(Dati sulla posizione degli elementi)
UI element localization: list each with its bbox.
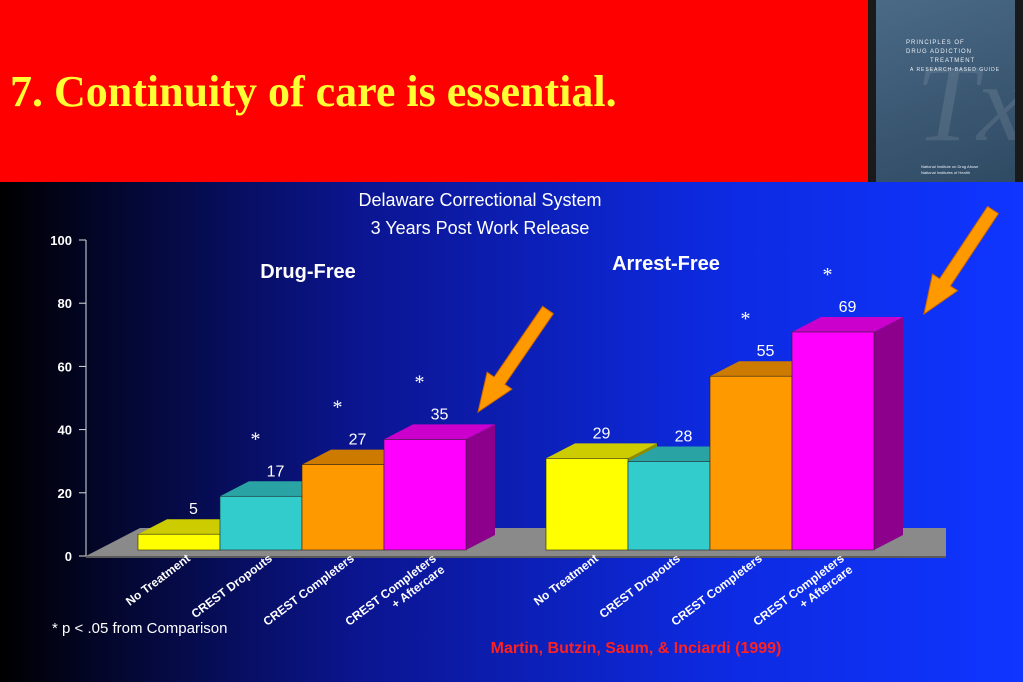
book-cover-line: A RESEARCH-BASED GUIDE <box>910 67 1001 73</box>
book-cover-image: Tx PRINCIPLES OF DRUG ADDICTION TREATMEN… <box>868 0 1023 182</box>
bar-top <box>384 424 495 440</box>
footnote: * p < .05 from Comparison <box>52 620 228 637</box>
bar-top <box>546 443 657 459</box>
bar-value-label: 29 <box>593 425 611 442</box>
slide-title: 7. Continuity of care is essential. <box>10 67 617 116</box>
y-tick-label: 100 <box>50 233 72 248</box>
citation: Martin, Butzin, Saum, & Inciardi (1999) <box>491 640 782 657</box>
y-tick-label: 40 <box>58 423 72 438</box>
title-banner: 7. Continuity of care is essential. Tx P… <box>0 0 1023 182</box>
category-label-group: CREST Completers+ Aftercare <box>751 551 856 629</box>
y-tick-label: 80 <box>58 296 72 311</box>
bar-value-label: 35 <box>431 406 449 423</box>
significance-marker: * <box>333 397 343 419</box>
bar-value-label: 17 <box>267 463 285 480</box>
book-cover-logo: Tx <box>916 42 1015 164</box>
arrow-arrest-free <box>923 205 1000 316</box>
book-cover-publisher: National Institutes of Health <box>921 170 970 175</box>
bar <box>545 458 629 551</box>
arrow-drug-free <box>477 305 555 414</box>
book-cover-line: PRINCIPLES OF <box>906 40 965 46</box>
category-label: CREST Dropouts <box>597 551 683 621</box>
category-label-group: CREST Dropouts <box>597 551 683 621</box>
significance-marker: * <box>823 264 833 286</box>
book-cover-art: Tx PRINCIPLES OF DRUG ADDICTION TREATMEN… <box>876 0 1015 182</box>
y-tick-label: 60 <box>58 359 72 374</box>
bar <box>219 495 303 551</box>
arrow-shape <box>477 305 555 414</box>
bar-side <box>874 316 903 550</box>
bar <box>627 461 711 551</box>
chart-floor-edge <box>86 556 946 558</box>
significance-marker: * <box>251 428 261 450</box>
category-label: CREST Dropouts <box>189 551 275 621</box>
chart-subtitle: 3 Years Post Work Release <box>371 218 590 238</box>
group-label: Arrest-Free <box>612 253 720 275</box>
bar-top <box>792 316 903 332</box>
bar <box>383 439 467 551</box>
arrow-shape <box>923 205 1000 316</box>
category-label: No Treatment <box>123 551 193 608</box>
bar-value-label: 5 <box>189 501 198 518</box>
y-tick-label: 0 <box>65 549 72 564</box>
group-label: Drug-Free <box>260 261 356 283</box>
significance-marker: * <box>741 308 751 330</box>
bar <box>137 533 221 551</box>
bar-value-label: 28 <box>675 429 693 446</box>
bar <box>301 464 385 551</box>
category-label: No Treatment <box>531 551 601 608</box>
bar-side <box>466 424 495 550</box>
bar <box>709 375 793 551</box>
category-label-group: No Treatment <box>123 551 193 608</box>
book-cover-line: TREATMENT <box>930 58 976 64</box>
bar-value-label: 69 <box>839 299 857 316</box>
chart-title: Delaware Correctional System <box>358 190 601 210</box>
book-cover-publisher: National Institute on Drug Abuse <box>921 164 979 169</box>
bar-value-label: 55 <box>757 343 775 360</box>
significance-marker: * <box>415 371 425 393</box>
category-label-group: CREST Dropouts <box>189 551 275 621</box>
bar-value-label: 27 <box>349 432 367 449</box>
y-tick-label: 20 <box>58 486 72 501</box>
bar <box>791 331 875 551</box>
category-label-group: CREST Completers+ Aftercare <box>343 551 448 629</box>
category-label-group: No Treatment <box>531 551 601 608</box>
book-cover-line: DRUG ADDICTION <box>906 49 973 55</box>
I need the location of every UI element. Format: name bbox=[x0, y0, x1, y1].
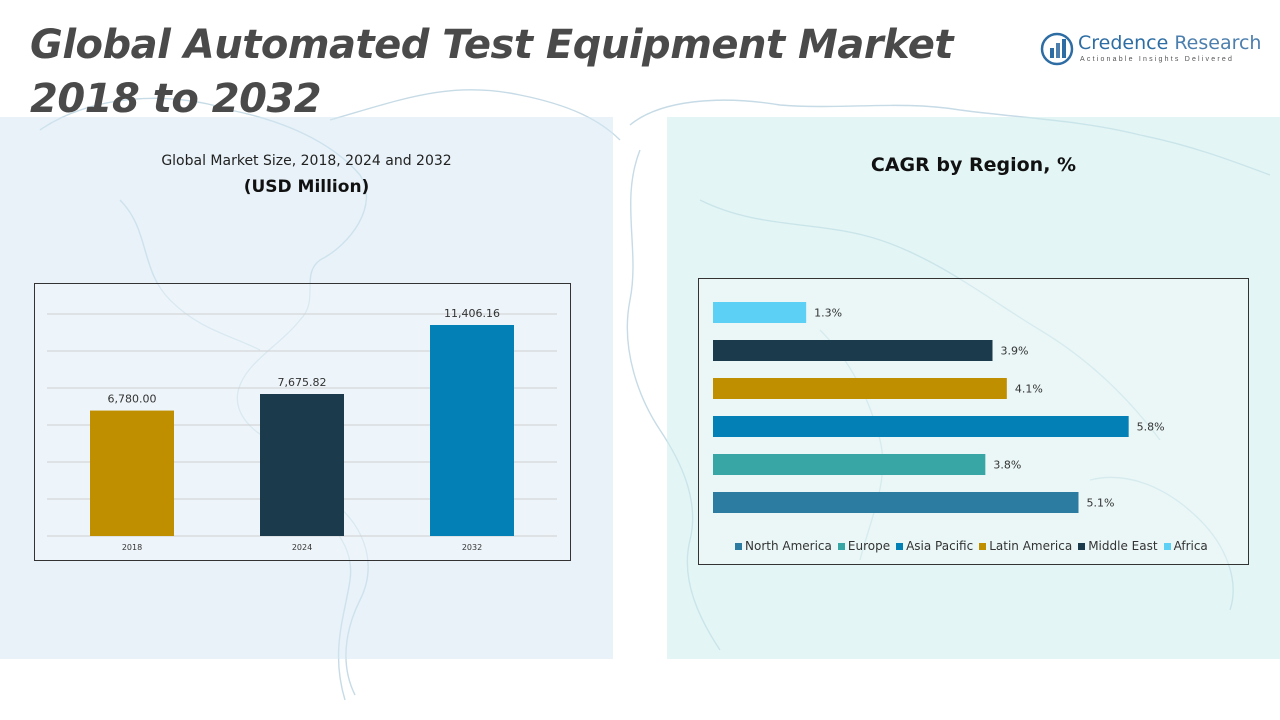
data-label-europe: 3.8% bbox=[993, 459, 1021, 472]
legend-label: Asia Pacific bbox=[906, 539, 974, 553]
legend-swatch bbox=[837, 542, 845, 550]
legend-label: Latin America bbox=[989, 539, 1073, 553]
data-label-2018: 6,780.00 bbox=[108, 393, 157, 406]
data-label-2024: 7,675.82 bbox=[278, 376, 327, 389]
brand-tagline: Actionable Insights Delivered bbox=[1080, 56, 1235, 63]
data-label-latin-america: 4.1% bbox=[1015, 383, 1043, 396]
legend-swatch bbox=[1078, 542, 1086, 550]
market-size-chart-frame: 6,780.00 2018 7,675.82 2024 11,406.16 2032 bbox=[34, 283, 571, 561]
data-label-2032: 11,406.16 bbox=[444, 307, 500, 320]
bar-latin-america bbox=[713, 378, 1007, 399]
x-tick-label: 2024 bbox=[292, 543, 312, 552]
cagr-horizontal-bar-chart: 1.3% 3.9% 4.1% 5.8% 3.8% 5.1% bbox=[713, 302, 1165, 513]
bar-2024 bbox=[260, 393, 344, 536]
legend-item-north-america: North America bbox=[735, 539, 832, 553]
bar-chart-logo-icon bbox=[1040, 32, 1074, 66]
x-tick-label: 2018 bbox=[122, 543, 142, 552]
legend-swatch bbox=[735, 542, 742, 550]
legend-label: North America bbox=[745, 539, 832, 553]
data-label-north-america: 5.1% bbox=[1087, 497, 1115, 510]
x-tick-label: 2032 bbox=[462, 543, 482, 552]
legend-item-europe: Europe bbox=[837, 539, 891, 553]
brand-name-part1: Credence bbox=[1078, 32, 1169, 54]
legend-item-asia-pacific: Asia Pacific bbox=[896, 539, 973, 553]
brand-name-part2: Research bbox=[1168, 32, 1262, 54]
bar-2018 bbox=[90, 410, 174, 536]
legend-swatch bbox=[896, 542, 904, 550]
market-size-bar-chart: 6,780.00 2018 7,675.82 2024 11,406.16 2032 bbox=[47, 307, 557, 552]
data-label-africa: 1.3% bbox=[814, 307, 842, 320]
legend-item-africa: Africa bbox=[1163, 539, 1208, 553]
legend-label: Middle East bbox=[1088, 539, 1158, 553]
legend-swatch bbox=[1163, 542, 1171, 550]
data-label-middle-east: 3.9% bbox=[1001, 345, 1029, 358]
legend-label: Africa bbox=[1173, 539, 1208, 553]
cagr-chart-frame: 1.3% 3.9% 4.1% 5.8% 3.8% 5.1% bbox=[698, 278, 1249, 565]
bar-north-america bbox=[713, 492, 1079, 513]
legend-label: Europe bbox=[847, 539, 891, 553]
page-title: Global Automated Test Equipment Market 2… bbox=[30, 22, 953, 122]
brand-logo[interactable]: Credence Research Actionable Insights De… bbox=[1040, 30, 1261, 70]
market-size-chart-title: Global Market Size, 2018, 2024 and 2032 bbox=[161, 153, 452, 169]
cagr-legend: North America Europe Asia Pacific Latin Ame… bbox=[735, 538, 1214, 554]
bar-africa bbox=[713, 302, 807, 323]
bar-asia-pacific bbox=[713, 416, 1129, 437]
legend-swatch bbox=[979, 542, 987, 550]
brand-name: Credence Research bbox=[1078, 32, 1261, 54]
bar-2032 bbox=[430, 324, 514, 536]
legend-item-middle-east: Middle East bbox=[1078, 539, 1158, 553]
legend-item-latin-america: Latin America bbox=[979, 539, 1072, 553]
market-size-unit-label: (USD Million) bbox=[243, 177, 370, 197]
bar-europe bbox=[713, 454, 986, 475]
data-label-asia-pacific: 5.8% bbox=[1137, 421, 1165, 434]
cagr-chart-title: CAGR by Region, % bbox=[870, 154, 1077, 176]
bar-middle-east bbox=[713, 340, 993, 361]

# Compito da svolgere:
Trascrivi fedelmente, riga per riga, tutti i dati riportati sopra. Escludi dalla risposta le immagini.

# Soluzione del compito:
UI element localization: list each with its bbox.
book-cover-line: A RESEARCH-BASED GUIDE <box>910 67 1001 73</box>
book-cover-image: Tx PRINCIPLES OF DRUG ADDICTION TREATMEN… <box>868 0 1023 182</box>
bar-top <box>384 424 495 440</box>
footnote: * p < .05 from Comparison <box>52 620 228 637</box>
bar-top <box>546 443 657 459</box>
bar-value-label: 29 <box>593 425 611 442</box>
slide-title: 7. Continuity of care is essential. <box>10 67 617 116</box>
y-tick-label: 100 <box>50 233 72 248</box>
citation: Martin, Butzin, Saum, & Inciardi (1999) <box>491 640 782 657</box>
y-tick-label: 40 <box>58 423 72 438</box>
title-banner: 7. Continuity of care is essential. Tx P… <box>0 0 1023 182</box>
category-label-group: CREST Completers+ Aftercare <box>751 551 856 629</box>
y-tick-label: 80 <box>58 296 72 311</box>
bar-value-label: 35 <box>431 406 449 423</box>
significance-marker: * <box>333 397 343 419</box>
bar-value-label: 17 <box>267 463 285 480</box>
book-cover-logo: Tx <box>916 42 1015 164</box>
arrow-arrest-free <box>923 205 1000 316</box>
book-cover-publisher: National Institutes of Health <box>921 170 970 175</box>
bar <box>545 458 629 551</box>
arrow-drug-free <box>477 305 555 414</box>
book-cover-line: PRINCIPLES OF <box>906 40 965 46</box>
category-label: CREST Dropouts <box>597 551 683 621</box>
category-label-group: CREST Dropouts <box>597 551 683 621</box>
significance-marker: * <box>823 264 833 286</box>
book-cover-art: Tx PRINCIPLES OF DRUG ADDICTION TREATMEN… <box>876 0 1015 182</box>
y-tick-label: 60 <box>58 359 72 374</box>
bar <box>219 495 303 551</box>
arrow-shape <box>477 305 555 414</box>
bar-side <box>874 316 903 550</box>
bar <box>627 461 711 551</box>
chart-floor-edge <box>86 556 946 558</box>
significance-marker: * <box>251 428 261 450</box>
category-label: CREST Dropouts <box>189 551 275 621</box>
chart-subtitle: 3 Years Post Work Release <box>371 218 590 238</box>
group-label: Arrest-Free <box>612 253 720 275</box>
bar-top <box>792 316 903 332</box>
bar <box>383 439 467 551</box>
arrow-shape <box>923 205 1000 316</box>
category-label: No Treatment <box>123 551 193 608</box>
bar-value-label: 5 <box>189 501 198 518</box>
y-tick-label: 0 <box>65 549 72 564</box>
group-label: Drug-Free <box>260 261 356 283</box>
significance-marker: * <box>741 308 751 330</box>
bar <box>137 533 221 551</box>
bar-value-label: 28 <box>675 429 693 446</box>
bar <box>301 464 385 551</box>
category-label: No Treatment <box>531 551 601 608</box>
bar-side <box>466 424 495 550</box>
bar <box>709 375 793 551</box>
category-label-group: No Treatment <box>123 551 193 608</box>
book-cover-line: TREATMENT <box>930 58 976 64</box>
bar-value-label: 69 <box>839 299 857 316</box>
chart-title: Delaware Correctional System <box>358 190 601 210</box>
book-cover-publisher: National Institute on Drug Abuse <box>921 164 979 169</box>
bar-value-label: 55 <box>757 343 775 360</box>
significance-marker: * <box>415 371 425 393</box>
category-label-group: CREST Dropouts <box>189 551 275 621</box>
bar-value-label: 27 <box>349 432 367 449</box>
y-tick-label: 20 <box>58 486 72 501</box>
bar <box>791 331 875 551</box>
category-label-group: CREST Completers+ Aftercare <box>343 551 448 629</box>
category-label-group: No Treatment <box>531 551 601 608</box>
book-cover-line: DRUG ADDICTION <box>906 49 973 55</box>
I need the location of every UI element. Format: name bbox=[x0, y0, x1, y1].
data-label-europe: 3.8% bbox=[993, 459, 1021, 472]
legend-label: Asia Pacific bbox=[906, 539, 974, 553]
legend-swatch bbox=[837, 542, 845, 550]
legend-label: Latin America bbox=[989, 539, 1073, 553]
data-label-2018: 6,780.00 bbox=[108, 393, 157, 406]
data-label-2024: 7,675.82 bbox=[278, 376, 327, 389]
brand-tagline: Actionable Insights Delivered bbox=[1080, 56, 1235, 63]
data-label-latin-america: 4.1% bbox=[1015, 383, 1043, 396]
legend-swatch bbox=[1078, 542, 1086, 550]
market-size-chart-frame: 6,780.00 2018 7,675.82 2024 11,406.16 2032 bbox=[34, 283, 571, 561]
data-label-2032: 11,406.16 bbox=[444, 307, 500, 320]
bar-latin-america bbox=[713, 378, 1007, 399]
x-tick-label: 2024 bbox=[292, 543, 312, 552]
cagr-horizontal-bar-chart: 1.3% 3.9% 4.1% 5.8% 3.8% 5.1% bbox=[713, 302, 1165, 513]
bar-2024 bbox=[260, 393, 344, 536]
legend-item-north-america: North America bbox=[735, 539, 832, 553]
bar-chart-logo-icon bbox=[1040, 32, 1074, 66]
x-tick-label: 2018 bbox=[122, 543, 142, 552]
legend-swatch bbox=[735, 542, 742, 550]
legend-label: North America bbox=[745, 539, 832, 553]
data-label-north-america: 5.1% bbox=[1087, 497, 1115, 510]
x-tick-label: 2032 bbox=[462, 543, 482, 552]
legend-item-europe: Europe bbox=[837, 539, 891, 553]
brand-name-part1: Credence bbox=[1078, 32, 1169, 54]
legend-item-asia-pacific: Asia Pacific bbox=[896, 539, 973, 553]
brand-name-part2: Research bbox=[1168, 32, 1262, 54]
bar-2018 bbox=[90, 410, 174, 536]
legend-swatch bbox=[896, 542, 904, 550]
market-size-bar-chart: 6,780.00 2018 7,675.82 2024 11,406.16 2032 bbox=[47, 307, 557, 552]
data-label-africa: 1.3% bbox=[814, 307, 842, 320]
legend-item-africa: Africa bbox=[1163, 539, 1208, 553]
legend-label: Middle East bbox=[1088, 539, 1158, 553]
legend-swatch bbox=[1163, 542, 1171, 550]
data-label-middle-east: 3.9% bbox=[1001, 345, 1029, 358]
legend-label: Africa bbox=[1173, 539, 1208, 553]
cagr-chart-frame: 1.3% 3.9% 4.1% 5.8% 3.8% 5.1% bbox=[698, 278, 1249, 565]
bar-north-america bbox=[713, 492, 1079, 513]
legend-label: Europe bbox=[847, 539, 891, 553]
page-title: Global Automated Test Equipment Market 2… bbox=[30, 22, 953, 122]
brand-logo[interactable]: Credence Research Actionable Insights De… bbox=[1040, 30, 1261, 70]
market-size-chart-title: Global Market Size, 2018, 2024 and 2032 bbox=[161, 153, 452, 169]
cagr-legend: North America Europe Asia Pacific Latin Ame… bbox=[735, 538, 1214, 554]
bar-africa bbox=[713, 302, 807, 323]
bar-asia-pacific bbox=[713, 416, 1129, 437]
legend-swatch bbox=[979, 542, 987, 550]
brand-name: Credence Research bbox=[1078, 32, 1261, 54]
bar-2032 bbox=[430, 324, 514, 536]
legend-item-middle-east: Middle East bbox=[1078, 539, 1158, 553]
legend-item-latin-america: Latin America bbox=[979, 539, 1072, 553]
market-size-unit-label: (USD Million) bbox=[243, 177, 370, 197]
bar-europe bbox=[713, 454, 986, 475]
data-label-asia-pacific: 5.8% bbox=[1137, 421, 1165, 434]
cagr-chart-title: CAGR by Region, % bbox=[870, 154, 1077, 176]
bar-middle-east bbox=[713, 340, 993, 361]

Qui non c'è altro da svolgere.